* [TASK TO COMPLETE]:
Search the listing below for "name". Copy each matching line.

[Records from a collection of figures]

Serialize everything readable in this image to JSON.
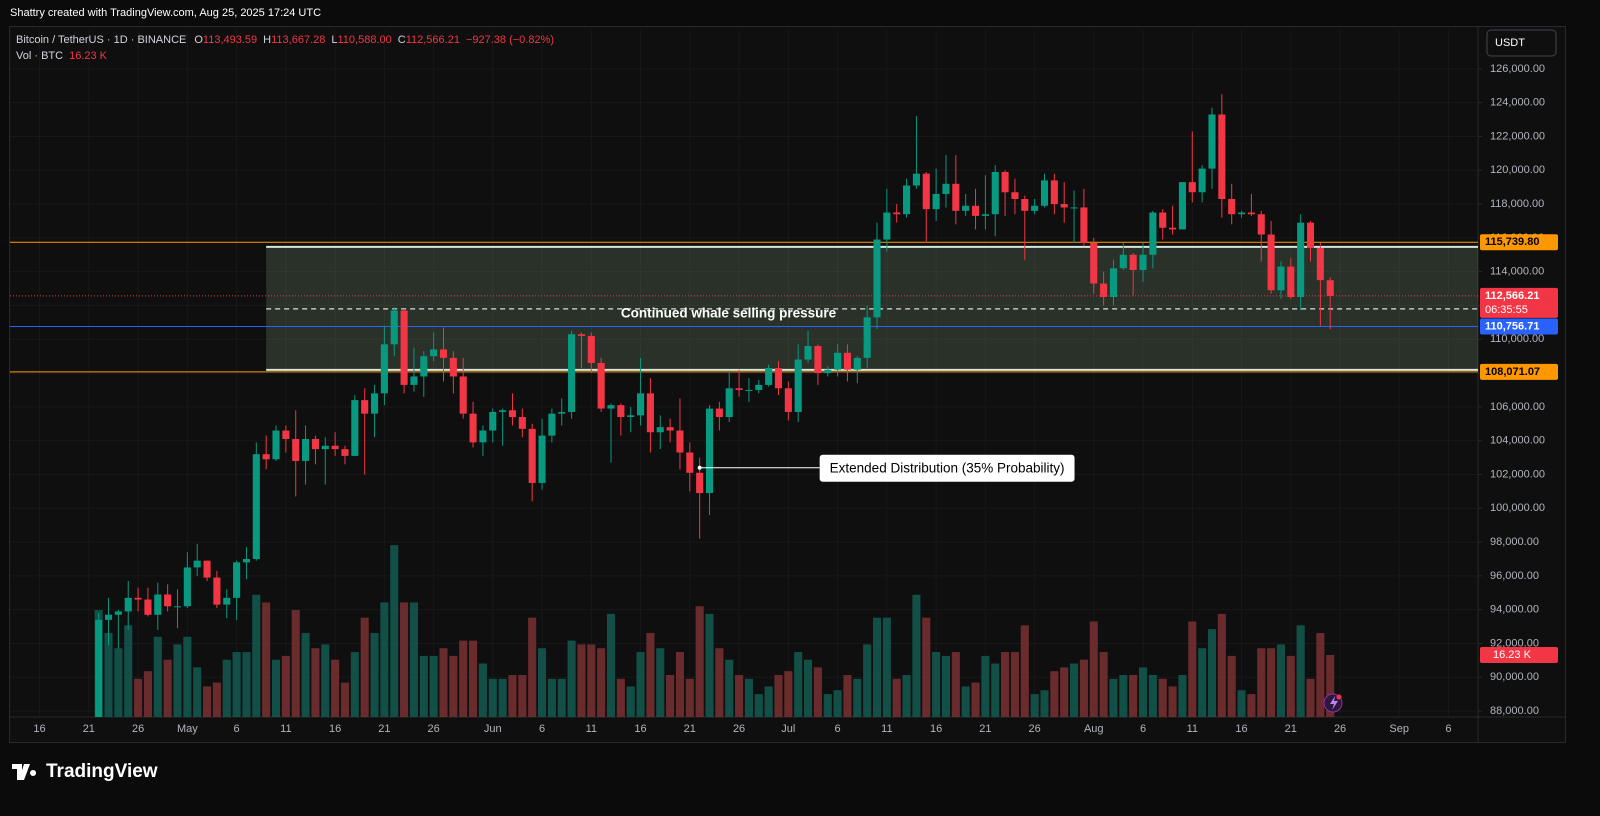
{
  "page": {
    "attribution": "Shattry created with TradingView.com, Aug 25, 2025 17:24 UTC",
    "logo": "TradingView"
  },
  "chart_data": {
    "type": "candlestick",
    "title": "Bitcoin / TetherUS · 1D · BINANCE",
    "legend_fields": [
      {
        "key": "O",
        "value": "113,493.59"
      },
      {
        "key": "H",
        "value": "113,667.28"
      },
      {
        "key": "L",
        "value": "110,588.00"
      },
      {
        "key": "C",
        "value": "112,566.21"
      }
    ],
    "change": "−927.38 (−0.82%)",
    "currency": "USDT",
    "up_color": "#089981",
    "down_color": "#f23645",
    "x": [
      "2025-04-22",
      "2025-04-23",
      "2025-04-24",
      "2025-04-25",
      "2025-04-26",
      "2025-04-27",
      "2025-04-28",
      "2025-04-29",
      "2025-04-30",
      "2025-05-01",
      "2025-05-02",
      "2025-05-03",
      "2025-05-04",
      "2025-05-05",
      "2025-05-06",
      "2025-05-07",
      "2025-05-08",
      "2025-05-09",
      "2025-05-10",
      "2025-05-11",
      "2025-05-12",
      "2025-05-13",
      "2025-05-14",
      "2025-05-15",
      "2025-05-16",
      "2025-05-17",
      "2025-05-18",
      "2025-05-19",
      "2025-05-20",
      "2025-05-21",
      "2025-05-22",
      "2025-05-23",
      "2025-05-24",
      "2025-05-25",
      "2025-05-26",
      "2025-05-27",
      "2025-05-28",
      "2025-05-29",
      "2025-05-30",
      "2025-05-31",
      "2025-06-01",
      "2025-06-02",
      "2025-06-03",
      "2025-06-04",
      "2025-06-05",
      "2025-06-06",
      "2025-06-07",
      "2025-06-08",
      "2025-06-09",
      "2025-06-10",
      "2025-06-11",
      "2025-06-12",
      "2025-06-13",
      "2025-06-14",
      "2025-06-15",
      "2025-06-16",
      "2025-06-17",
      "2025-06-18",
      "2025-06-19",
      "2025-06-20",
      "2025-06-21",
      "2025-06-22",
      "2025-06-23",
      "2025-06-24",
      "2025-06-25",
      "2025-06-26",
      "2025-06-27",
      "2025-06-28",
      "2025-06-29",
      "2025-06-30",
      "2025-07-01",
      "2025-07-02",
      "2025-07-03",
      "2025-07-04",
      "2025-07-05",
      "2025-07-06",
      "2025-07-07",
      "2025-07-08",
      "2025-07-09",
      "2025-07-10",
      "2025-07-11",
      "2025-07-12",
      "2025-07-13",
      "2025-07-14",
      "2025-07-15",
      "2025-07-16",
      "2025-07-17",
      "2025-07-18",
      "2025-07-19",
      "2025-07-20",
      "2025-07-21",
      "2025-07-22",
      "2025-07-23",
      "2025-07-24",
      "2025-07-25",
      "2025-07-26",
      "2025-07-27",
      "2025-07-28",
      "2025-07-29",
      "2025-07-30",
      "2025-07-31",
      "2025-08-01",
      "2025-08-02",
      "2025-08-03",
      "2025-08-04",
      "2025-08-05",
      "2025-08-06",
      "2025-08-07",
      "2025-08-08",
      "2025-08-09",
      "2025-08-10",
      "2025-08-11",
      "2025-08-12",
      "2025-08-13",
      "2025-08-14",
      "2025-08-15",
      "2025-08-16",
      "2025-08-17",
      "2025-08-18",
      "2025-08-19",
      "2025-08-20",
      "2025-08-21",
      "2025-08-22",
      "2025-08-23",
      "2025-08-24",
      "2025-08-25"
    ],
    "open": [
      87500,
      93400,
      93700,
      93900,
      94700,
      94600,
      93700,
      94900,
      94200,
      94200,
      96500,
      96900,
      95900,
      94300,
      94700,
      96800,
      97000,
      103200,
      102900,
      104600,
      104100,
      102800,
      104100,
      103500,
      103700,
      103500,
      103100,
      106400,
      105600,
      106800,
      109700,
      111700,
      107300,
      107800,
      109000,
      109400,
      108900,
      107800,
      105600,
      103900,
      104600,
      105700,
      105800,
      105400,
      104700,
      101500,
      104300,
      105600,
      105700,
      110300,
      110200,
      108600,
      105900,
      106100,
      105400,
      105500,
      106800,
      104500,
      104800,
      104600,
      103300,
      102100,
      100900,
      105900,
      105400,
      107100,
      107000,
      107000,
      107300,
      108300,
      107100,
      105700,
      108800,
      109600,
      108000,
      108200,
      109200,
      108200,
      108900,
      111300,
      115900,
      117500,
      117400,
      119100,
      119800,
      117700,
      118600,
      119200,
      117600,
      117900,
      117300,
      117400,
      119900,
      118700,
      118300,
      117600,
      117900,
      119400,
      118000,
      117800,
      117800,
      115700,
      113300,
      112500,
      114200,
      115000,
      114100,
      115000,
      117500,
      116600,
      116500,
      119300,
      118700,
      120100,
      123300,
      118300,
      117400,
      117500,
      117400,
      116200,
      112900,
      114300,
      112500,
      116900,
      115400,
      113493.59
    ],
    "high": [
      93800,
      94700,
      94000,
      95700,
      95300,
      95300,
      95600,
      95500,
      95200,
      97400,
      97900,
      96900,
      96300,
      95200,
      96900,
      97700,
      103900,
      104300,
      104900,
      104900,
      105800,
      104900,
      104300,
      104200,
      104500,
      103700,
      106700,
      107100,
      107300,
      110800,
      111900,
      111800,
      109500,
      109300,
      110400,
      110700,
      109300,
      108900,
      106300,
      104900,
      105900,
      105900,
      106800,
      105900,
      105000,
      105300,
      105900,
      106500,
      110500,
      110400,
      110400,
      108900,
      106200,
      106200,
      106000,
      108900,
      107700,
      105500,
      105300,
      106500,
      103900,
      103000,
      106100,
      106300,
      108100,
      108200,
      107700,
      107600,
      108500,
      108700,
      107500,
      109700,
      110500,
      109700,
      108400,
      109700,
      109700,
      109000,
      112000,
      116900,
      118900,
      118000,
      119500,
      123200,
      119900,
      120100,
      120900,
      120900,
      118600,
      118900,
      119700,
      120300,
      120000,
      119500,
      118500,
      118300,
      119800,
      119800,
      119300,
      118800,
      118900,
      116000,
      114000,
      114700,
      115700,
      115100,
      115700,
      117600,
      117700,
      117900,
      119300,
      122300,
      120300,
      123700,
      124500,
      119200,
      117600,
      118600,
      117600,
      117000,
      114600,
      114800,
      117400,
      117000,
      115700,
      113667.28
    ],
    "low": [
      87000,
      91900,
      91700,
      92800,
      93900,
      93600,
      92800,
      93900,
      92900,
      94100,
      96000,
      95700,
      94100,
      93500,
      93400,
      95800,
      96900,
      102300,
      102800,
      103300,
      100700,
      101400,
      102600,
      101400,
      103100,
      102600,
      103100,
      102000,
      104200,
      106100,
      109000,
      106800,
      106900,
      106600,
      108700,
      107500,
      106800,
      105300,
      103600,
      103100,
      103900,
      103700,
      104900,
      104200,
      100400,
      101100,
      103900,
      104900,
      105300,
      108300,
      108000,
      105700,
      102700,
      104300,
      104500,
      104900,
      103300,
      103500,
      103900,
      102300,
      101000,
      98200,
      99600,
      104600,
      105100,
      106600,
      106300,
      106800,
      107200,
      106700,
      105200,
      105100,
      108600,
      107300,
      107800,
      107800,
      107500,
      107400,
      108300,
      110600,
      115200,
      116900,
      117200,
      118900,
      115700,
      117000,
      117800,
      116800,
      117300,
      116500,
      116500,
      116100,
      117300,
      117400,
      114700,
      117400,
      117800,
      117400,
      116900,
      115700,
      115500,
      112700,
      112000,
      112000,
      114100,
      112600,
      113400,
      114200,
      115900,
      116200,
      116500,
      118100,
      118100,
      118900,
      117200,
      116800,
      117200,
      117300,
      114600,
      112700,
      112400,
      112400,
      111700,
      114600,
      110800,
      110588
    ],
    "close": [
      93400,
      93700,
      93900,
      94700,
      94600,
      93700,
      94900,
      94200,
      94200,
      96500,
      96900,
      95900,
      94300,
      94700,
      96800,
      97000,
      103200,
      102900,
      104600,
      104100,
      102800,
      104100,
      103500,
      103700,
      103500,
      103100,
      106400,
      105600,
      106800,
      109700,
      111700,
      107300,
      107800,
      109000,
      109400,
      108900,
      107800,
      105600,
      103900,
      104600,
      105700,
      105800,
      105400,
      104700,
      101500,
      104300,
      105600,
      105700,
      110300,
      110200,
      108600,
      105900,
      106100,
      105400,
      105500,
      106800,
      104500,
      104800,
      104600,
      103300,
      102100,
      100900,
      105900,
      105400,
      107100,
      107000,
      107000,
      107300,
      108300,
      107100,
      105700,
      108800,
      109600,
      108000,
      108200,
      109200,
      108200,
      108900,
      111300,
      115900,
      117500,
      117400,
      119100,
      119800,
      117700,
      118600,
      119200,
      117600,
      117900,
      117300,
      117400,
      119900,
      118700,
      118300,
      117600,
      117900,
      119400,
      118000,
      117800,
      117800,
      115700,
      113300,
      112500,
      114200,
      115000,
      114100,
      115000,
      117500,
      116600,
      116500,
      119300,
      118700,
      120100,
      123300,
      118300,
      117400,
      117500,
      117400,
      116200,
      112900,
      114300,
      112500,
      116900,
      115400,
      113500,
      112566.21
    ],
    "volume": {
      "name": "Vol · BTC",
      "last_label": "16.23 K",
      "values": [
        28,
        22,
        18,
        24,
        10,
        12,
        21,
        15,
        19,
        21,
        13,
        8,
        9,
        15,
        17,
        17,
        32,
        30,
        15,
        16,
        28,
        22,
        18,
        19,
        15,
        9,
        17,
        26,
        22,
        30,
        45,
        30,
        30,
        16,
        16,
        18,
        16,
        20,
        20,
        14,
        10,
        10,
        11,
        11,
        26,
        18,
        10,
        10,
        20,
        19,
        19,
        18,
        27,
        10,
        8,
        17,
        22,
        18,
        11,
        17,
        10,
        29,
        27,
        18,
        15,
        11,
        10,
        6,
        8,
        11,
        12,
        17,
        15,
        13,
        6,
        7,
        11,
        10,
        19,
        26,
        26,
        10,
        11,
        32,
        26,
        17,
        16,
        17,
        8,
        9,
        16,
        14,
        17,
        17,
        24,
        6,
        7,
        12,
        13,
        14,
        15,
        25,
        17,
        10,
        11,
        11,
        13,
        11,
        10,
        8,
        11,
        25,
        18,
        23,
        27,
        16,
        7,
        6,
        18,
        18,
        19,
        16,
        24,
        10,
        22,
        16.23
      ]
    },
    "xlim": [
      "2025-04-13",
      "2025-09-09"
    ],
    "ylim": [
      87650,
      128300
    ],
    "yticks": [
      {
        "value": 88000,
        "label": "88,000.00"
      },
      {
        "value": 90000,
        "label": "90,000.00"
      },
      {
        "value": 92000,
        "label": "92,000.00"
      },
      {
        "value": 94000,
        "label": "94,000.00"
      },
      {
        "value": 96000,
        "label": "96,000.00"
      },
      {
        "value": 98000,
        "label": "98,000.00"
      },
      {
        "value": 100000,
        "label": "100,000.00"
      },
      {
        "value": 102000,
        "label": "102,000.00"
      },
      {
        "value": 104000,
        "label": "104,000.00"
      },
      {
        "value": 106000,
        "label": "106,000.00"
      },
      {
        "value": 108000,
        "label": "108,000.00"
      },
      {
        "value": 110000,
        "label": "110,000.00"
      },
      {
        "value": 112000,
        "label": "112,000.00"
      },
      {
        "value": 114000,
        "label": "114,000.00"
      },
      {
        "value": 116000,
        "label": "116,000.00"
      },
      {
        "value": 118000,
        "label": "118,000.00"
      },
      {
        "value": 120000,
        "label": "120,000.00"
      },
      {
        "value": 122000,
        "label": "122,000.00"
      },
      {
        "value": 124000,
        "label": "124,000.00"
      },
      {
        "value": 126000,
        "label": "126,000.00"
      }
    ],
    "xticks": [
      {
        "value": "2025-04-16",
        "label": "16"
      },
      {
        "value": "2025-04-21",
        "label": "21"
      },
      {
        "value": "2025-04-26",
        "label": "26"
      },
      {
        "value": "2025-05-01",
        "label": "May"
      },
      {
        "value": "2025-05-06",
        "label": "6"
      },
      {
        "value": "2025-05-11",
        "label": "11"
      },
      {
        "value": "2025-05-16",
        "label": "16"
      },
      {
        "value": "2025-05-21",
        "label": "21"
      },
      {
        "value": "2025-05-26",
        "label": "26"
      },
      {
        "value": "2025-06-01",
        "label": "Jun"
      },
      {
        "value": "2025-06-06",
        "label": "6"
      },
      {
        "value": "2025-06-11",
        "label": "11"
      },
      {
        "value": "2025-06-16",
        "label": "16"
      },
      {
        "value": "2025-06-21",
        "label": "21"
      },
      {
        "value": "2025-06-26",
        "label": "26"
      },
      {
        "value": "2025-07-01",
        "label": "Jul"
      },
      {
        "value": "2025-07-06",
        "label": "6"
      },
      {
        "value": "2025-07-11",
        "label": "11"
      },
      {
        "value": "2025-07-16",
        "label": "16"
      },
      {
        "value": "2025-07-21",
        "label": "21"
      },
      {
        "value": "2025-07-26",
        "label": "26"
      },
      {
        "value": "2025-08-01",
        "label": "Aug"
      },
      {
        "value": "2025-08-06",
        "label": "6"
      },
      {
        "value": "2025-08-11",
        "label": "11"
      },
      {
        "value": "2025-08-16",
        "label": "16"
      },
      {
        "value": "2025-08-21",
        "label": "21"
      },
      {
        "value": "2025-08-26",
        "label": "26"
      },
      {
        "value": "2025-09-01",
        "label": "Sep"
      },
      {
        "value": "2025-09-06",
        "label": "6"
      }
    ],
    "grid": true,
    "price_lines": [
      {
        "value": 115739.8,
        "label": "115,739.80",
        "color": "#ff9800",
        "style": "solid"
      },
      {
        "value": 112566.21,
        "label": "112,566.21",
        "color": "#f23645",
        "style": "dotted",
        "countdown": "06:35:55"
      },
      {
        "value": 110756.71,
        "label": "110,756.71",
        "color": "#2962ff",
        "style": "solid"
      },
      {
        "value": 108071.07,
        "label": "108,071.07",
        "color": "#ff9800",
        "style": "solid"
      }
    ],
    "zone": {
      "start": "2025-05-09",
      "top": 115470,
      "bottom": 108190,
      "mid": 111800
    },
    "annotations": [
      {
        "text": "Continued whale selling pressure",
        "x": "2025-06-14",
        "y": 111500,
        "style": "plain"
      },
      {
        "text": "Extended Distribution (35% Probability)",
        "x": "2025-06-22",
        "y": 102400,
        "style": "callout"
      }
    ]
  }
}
---
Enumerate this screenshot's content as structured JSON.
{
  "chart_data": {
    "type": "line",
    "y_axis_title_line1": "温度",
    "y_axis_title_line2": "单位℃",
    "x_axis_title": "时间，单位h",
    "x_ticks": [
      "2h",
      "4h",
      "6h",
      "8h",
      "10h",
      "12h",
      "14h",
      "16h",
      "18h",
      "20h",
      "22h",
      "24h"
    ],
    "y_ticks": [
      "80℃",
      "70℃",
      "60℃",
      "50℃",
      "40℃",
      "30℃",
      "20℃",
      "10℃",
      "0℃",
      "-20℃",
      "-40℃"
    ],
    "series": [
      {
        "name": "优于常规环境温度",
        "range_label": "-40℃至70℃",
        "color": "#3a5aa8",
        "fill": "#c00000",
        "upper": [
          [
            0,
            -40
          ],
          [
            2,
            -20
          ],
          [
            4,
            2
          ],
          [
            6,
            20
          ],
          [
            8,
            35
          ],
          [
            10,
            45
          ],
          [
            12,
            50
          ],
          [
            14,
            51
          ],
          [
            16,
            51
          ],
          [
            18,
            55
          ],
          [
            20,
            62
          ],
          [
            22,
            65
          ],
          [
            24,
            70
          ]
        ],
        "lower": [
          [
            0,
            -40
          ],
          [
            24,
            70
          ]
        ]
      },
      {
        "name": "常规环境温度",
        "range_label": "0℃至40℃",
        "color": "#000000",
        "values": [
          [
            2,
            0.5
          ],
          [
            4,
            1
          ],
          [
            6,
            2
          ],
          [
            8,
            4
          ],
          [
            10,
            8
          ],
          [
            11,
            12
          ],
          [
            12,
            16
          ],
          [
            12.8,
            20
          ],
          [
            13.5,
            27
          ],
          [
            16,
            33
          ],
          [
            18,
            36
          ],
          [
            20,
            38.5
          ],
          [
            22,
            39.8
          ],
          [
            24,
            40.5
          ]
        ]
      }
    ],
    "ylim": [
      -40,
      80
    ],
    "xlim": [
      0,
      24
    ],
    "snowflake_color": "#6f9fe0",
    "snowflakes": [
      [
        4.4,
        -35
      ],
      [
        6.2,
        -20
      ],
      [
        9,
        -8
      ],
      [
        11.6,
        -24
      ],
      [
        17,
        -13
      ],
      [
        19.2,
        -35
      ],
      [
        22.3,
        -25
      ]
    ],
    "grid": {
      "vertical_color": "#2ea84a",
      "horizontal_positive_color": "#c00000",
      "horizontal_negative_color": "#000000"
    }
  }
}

* [RESPONSE TO THE TASK]:
      "name": "Vol · BTC",
        "name": "优于常规环境温度",
        "name": "常规环境温度",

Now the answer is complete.